# What is required
Count every line that includes the string "this" in the entries that follow. Nothing besides the number is needed.

==== Record excerpts ====

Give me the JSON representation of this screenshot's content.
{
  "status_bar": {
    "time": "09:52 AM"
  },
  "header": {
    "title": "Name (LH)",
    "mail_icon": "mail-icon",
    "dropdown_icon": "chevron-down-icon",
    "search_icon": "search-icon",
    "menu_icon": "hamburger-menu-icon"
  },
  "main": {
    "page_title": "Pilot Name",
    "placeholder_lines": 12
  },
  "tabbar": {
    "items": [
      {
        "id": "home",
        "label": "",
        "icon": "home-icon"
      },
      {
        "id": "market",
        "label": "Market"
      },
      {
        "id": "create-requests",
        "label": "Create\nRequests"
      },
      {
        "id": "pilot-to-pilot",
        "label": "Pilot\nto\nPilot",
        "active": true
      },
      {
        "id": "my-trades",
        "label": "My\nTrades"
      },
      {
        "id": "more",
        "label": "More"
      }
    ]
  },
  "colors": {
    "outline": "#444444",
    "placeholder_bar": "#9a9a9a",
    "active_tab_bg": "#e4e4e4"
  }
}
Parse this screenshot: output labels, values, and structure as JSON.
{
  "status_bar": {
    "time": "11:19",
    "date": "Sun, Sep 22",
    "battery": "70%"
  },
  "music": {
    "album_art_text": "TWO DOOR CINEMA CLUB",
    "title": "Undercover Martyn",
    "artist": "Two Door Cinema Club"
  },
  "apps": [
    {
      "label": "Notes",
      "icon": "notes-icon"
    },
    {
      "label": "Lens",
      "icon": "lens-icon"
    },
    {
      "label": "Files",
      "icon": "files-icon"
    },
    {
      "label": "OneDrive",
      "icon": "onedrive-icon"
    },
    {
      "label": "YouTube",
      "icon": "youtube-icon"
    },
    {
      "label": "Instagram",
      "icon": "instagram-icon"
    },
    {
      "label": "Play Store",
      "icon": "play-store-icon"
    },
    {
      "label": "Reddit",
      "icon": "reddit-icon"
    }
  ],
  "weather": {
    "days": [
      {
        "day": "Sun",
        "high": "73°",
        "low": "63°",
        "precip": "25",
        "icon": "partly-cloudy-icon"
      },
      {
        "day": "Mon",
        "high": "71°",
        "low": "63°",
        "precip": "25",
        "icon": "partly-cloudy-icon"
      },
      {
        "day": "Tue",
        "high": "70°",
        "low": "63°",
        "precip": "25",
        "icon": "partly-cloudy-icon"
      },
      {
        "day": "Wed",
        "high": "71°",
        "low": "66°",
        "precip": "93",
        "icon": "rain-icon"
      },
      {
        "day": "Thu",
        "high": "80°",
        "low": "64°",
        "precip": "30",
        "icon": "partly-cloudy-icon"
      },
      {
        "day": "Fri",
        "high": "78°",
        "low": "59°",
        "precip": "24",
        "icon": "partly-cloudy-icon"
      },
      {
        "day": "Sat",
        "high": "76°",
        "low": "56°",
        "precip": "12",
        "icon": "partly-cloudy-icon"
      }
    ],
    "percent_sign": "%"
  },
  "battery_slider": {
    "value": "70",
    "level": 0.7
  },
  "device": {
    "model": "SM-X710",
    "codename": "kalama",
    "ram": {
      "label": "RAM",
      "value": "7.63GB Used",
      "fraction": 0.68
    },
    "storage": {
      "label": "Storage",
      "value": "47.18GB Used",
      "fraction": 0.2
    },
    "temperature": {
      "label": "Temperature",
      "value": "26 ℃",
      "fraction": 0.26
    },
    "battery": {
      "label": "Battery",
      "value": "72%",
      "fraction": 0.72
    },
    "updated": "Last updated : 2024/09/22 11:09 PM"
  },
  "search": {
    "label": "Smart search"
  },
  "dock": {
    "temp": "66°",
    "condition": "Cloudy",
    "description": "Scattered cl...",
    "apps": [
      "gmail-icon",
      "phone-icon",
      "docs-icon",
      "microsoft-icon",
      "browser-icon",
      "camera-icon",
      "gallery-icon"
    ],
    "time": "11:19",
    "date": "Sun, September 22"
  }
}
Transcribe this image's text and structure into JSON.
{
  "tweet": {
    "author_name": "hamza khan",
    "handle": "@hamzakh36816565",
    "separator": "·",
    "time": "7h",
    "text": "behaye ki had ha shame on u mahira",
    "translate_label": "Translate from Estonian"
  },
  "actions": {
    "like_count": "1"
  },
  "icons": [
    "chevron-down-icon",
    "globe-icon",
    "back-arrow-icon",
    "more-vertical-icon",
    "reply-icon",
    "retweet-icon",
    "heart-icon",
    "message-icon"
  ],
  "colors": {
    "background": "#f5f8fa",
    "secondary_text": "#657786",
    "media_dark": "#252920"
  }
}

====

# The answer
3